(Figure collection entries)
* Begin *
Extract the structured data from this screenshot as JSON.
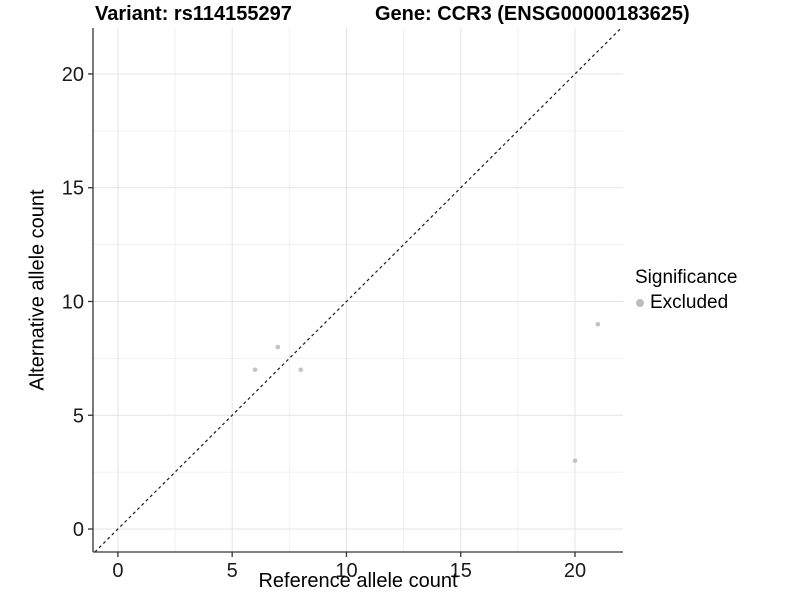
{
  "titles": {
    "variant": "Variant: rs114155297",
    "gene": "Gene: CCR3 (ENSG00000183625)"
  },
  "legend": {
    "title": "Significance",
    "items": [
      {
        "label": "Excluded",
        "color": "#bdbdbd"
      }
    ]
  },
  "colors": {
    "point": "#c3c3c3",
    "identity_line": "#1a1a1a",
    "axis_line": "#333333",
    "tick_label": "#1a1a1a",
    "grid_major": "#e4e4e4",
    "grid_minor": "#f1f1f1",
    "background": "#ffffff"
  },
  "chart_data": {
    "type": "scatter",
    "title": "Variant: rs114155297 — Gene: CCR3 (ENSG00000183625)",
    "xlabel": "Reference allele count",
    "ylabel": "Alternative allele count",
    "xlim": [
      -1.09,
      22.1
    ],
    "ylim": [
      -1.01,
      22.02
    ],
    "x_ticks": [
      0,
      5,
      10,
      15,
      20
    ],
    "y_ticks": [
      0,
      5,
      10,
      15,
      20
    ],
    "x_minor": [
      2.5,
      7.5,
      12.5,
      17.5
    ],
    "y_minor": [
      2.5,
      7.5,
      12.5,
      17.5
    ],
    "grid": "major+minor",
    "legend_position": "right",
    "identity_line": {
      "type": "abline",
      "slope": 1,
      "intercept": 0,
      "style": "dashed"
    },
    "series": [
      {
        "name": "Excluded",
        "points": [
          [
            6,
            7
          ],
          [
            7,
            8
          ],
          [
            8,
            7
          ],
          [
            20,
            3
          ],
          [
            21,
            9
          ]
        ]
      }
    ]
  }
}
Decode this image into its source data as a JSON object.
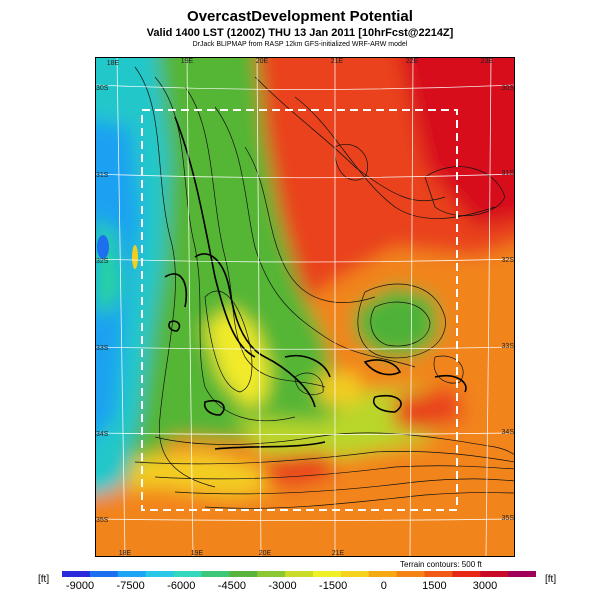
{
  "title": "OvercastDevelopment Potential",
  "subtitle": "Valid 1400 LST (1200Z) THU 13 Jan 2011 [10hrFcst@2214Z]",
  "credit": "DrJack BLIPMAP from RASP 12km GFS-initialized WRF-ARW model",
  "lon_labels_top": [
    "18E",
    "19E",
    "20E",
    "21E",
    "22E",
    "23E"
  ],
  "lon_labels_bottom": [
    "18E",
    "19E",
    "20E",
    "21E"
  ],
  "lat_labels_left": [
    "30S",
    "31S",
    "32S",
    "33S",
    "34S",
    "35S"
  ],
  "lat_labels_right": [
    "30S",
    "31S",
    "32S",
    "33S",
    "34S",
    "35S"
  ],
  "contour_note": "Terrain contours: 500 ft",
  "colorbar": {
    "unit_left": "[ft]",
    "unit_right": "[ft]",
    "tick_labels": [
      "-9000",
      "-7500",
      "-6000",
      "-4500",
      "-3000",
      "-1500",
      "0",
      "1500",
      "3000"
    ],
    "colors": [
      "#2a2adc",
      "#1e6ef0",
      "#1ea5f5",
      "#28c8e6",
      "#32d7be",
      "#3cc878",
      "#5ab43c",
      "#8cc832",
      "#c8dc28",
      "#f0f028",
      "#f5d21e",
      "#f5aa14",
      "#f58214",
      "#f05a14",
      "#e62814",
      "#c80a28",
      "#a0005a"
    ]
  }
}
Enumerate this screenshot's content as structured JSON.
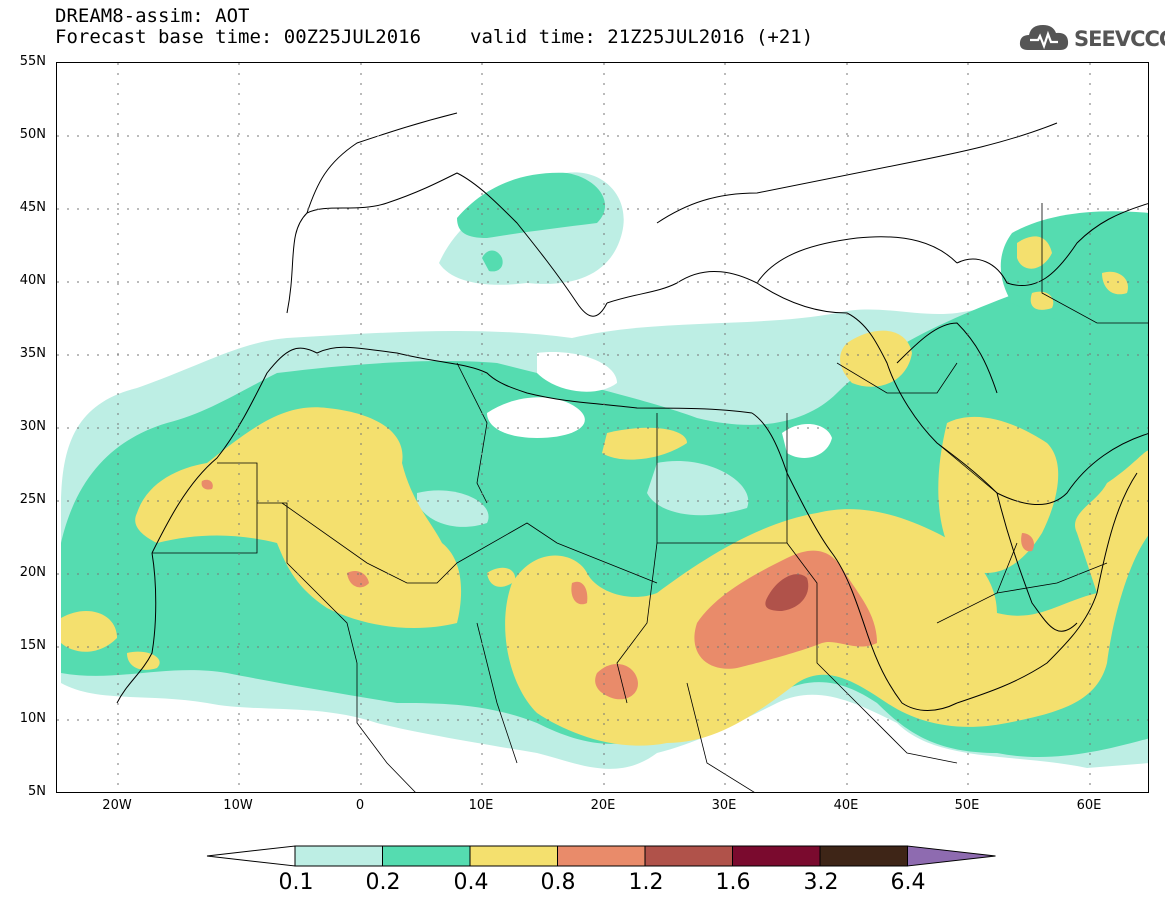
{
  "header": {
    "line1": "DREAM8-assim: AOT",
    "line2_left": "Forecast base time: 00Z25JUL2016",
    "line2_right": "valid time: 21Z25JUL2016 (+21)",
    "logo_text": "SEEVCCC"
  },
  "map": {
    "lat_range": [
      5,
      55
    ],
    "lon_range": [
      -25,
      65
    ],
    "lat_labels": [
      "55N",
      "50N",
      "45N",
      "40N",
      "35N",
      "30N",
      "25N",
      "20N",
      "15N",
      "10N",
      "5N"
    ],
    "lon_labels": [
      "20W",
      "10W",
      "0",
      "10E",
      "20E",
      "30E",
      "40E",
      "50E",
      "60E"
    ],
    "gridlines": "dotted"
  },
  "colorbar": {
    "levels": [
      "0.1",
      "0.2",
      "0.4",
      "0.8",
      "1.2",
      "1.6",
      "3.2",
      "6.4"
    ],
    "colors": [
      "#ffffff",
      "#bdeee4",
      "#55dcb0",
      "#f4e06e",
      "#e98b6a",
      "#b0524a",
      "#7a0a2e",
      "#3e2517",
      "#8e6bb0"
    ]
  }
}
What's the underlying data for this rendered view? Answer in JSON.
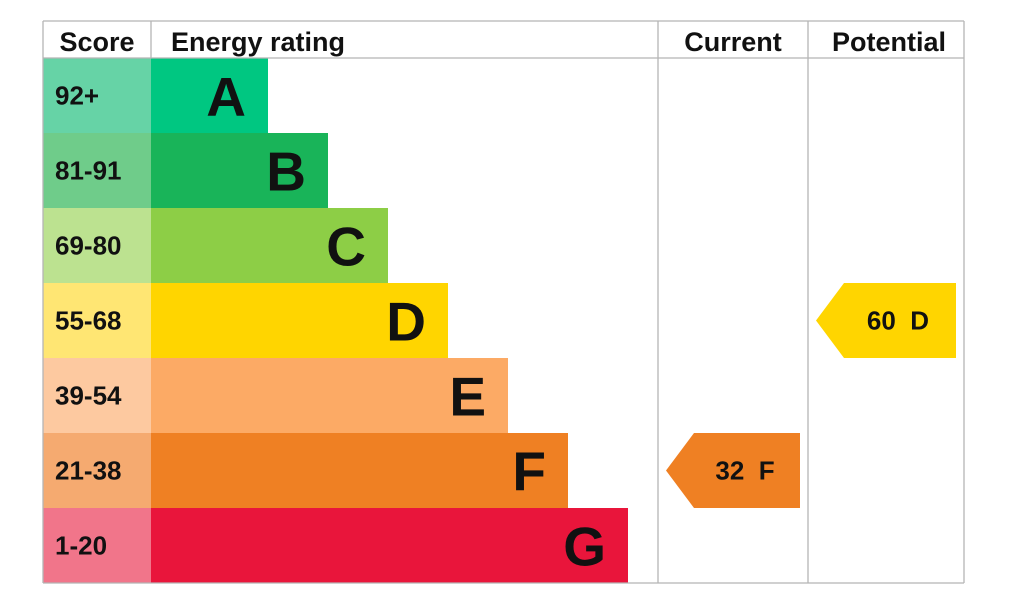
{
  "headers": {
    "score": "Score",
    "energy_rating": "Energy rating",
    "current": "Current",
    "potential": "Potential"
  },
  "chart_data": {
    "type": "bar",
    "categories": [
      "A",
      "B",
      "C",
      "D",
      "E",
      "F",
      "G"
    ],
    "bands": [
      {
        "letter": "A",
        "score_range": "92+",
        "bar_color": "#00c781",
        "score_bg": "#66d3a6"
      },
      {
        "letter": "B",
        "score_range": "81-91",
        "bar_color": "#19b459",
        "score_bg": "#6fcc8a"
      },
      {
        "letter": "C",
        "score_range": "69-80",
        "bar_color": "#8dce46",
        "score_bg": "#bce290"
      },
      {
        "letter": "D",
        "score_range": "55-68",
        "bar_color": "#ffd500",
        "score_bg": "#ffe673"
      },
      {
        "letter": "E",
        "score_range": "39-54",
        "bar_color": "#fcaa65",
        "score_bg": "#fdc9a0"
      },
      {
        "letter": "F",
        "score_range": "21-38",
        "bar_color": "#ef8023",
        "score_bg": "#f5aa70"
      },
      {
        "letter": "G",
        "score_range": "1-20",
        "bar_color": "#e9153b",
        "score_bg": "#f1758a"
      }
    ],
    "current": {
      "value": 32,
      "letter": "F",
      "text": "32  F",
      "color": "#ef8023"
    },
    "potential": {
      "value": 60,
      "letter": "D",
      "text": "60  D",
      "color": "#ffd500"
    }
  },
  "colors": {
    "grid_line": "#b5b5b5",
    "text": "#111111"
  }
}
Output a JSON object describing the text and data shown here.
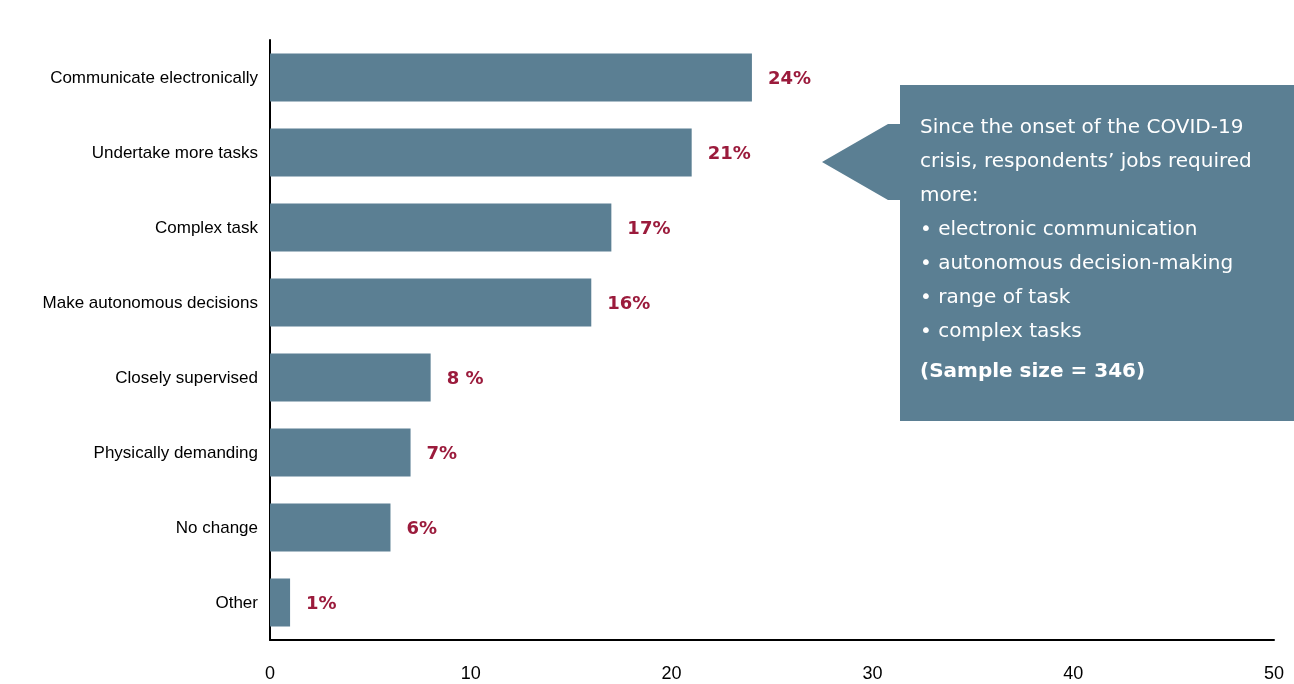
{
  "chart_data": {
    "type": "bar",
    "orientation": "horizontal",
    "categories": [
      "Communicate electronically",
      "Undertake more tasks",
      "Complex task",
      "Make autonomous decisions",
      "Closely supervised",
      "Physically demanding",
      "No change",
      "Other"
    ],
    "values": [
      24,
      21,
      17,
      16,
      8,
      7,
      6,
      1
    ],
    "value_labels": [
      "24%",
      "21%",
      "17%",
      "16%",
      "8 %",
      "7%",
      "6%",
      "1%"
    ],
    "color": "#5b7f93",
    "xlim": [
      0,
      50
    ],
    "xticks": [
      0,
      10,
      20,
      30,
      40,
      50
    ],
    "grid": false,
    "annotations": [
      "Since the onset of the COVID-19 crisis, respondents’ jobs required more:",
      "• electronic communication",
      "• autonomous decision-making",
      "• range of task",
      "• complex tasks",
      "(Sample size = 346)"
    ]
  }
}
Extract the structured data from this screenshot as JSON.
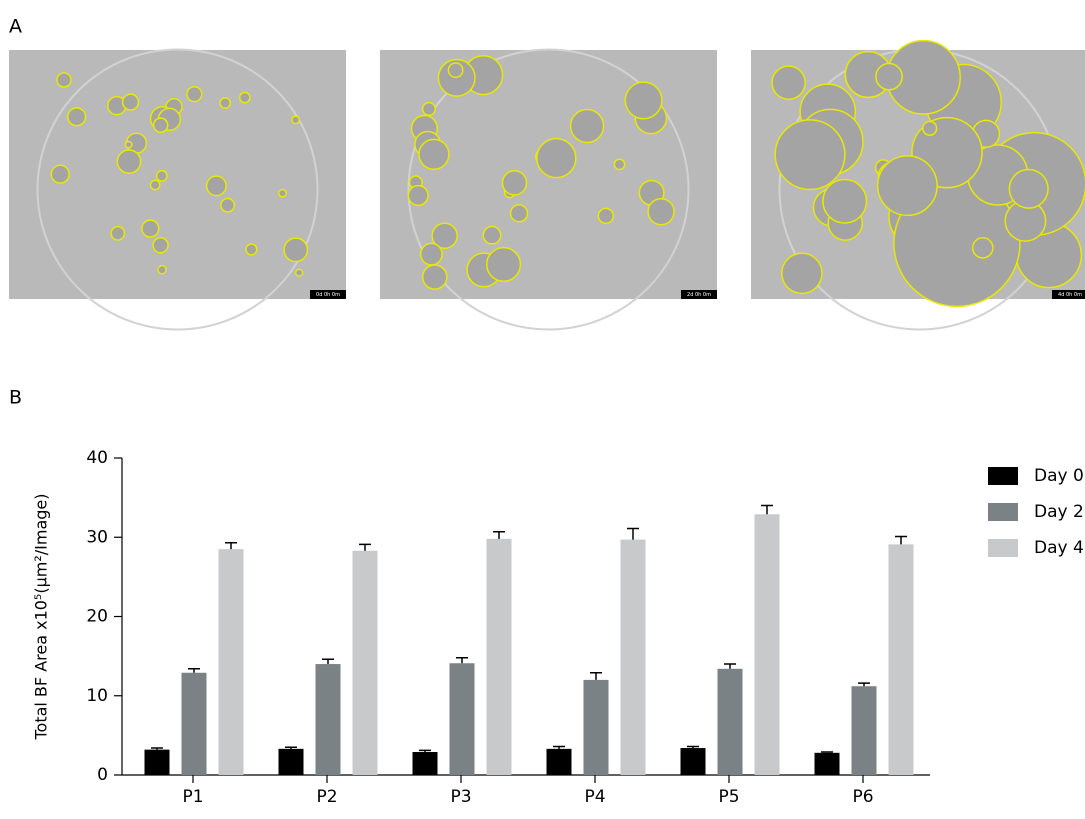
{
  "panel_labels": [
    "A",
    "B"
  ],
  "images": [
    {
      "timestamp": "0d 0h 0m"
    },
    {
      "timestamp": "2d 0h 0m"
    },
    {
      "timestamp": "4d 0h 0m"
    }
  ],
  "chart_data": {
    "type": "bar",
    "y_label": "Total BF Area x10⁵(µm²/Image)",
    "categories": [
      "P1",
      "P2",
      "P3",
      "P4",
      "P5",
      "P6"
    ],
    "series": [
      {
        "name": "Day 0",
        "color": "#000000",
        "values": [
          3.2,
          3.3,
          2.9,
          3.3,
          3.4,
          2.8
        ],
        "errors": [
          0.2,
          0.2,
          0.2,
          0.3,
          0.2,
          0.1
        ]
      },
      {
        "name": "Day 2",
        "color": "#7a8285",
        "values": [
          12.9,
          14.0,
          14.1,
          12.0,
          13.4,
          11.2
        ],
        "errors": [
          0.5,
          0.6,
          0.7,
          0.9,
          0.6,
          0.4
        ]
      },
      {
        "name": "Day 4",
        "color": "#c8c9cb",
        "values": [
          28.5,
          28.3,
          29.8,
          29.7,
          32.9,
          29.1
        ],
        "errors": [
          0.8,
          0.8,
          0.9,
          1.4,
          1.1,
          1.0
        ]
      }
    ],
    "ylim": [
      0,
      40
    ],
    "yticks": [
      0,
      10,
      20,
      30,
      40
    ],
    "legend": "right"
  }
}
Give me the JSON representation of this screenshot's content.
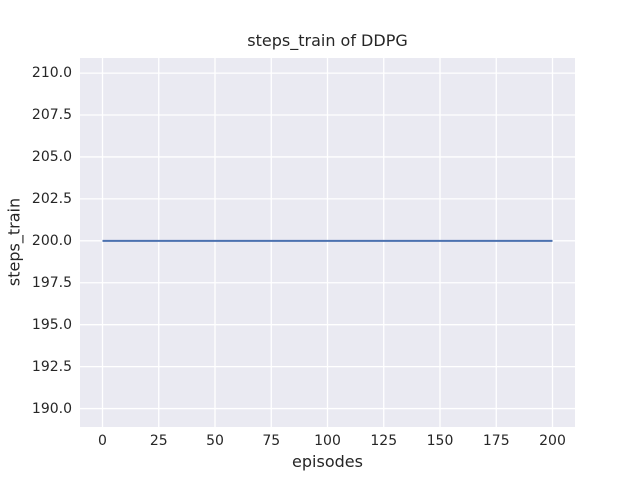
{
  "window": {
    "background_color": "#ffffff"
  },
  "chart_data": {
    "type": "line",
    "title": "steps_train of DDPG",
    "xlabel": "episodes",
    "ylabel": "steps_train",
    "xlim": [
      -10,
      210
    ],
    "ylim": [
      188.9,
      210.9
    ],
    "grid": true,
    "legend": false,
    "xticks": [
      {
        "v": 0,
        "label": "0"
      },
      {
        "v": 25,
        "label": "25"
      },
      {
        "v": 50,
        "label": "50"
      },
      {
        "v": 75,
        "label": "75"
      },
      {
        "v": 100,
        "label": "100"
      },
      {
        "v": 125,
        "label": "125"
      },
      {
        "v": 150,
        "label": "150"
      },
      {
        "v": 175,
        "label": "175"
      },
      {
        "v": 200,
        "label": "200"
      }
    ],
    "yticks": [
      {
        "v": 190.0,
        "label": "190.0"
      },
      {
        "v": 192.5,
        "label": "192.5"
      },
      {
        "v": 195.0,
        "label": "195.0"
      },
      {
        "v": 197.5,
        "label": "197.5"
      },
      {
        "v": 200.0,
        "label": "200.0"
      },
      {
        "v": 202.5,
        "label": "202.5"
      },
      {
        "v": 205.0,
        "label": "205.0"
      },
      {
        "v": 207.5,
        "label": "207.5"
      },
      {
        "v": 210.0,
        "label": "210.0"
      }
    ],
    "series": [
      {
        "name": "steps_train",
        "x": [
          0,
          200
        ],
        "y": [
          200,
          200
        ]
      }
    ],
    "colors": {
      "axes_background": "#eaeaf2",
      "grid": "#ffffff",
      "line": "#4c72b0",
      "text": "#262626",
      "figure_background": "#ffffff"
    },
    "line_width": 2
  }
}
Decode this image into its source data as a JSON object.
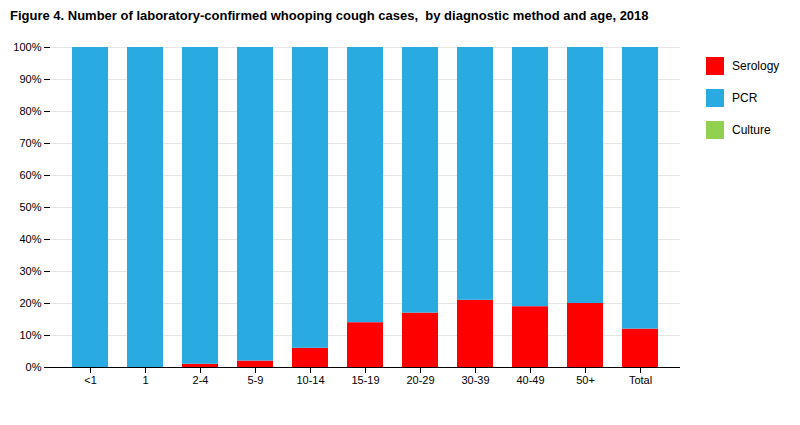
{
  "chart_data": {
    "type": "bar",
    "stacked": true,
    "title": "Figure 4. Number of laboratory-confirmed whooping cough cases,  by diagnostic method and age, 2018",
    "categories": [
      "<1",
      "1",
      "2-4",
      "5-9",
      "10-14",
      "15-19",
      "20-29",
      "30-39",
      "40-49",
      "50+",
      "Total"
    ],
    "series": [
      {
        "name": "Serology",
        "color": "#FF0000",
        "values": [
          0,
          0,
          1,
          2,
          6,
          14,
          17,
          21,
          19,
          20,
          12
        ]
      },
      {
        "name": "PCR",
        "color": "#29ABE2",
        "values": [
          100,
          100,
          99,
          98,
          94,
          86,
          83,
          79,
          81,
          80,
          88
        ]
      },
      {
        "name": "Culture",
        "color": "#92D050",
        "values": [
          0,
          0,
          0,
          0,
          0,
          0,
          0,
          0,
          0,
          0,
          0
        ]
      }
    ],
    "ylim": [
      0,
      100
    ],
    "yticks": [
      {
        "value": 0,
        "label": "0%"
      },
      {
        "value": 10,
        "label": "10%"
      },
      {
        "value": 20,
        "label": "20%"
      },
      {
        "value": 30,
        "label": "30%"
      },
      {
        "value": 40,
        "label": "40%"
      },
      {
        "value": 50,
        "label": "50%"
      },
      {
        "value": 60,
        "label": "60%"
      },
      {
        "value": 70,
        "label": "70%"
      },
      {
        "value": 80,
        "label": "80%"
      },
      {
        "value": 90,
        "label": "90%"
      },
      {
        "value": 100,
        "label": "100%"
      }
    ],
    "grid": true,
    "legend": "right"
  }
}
* End *
- **Exercise brief**
Read the entries above, then pull out the lines that include "allele".

- **Response to the task**
    "xlabel": "Reference allele count",
    "ylabel": "Alternative allele count",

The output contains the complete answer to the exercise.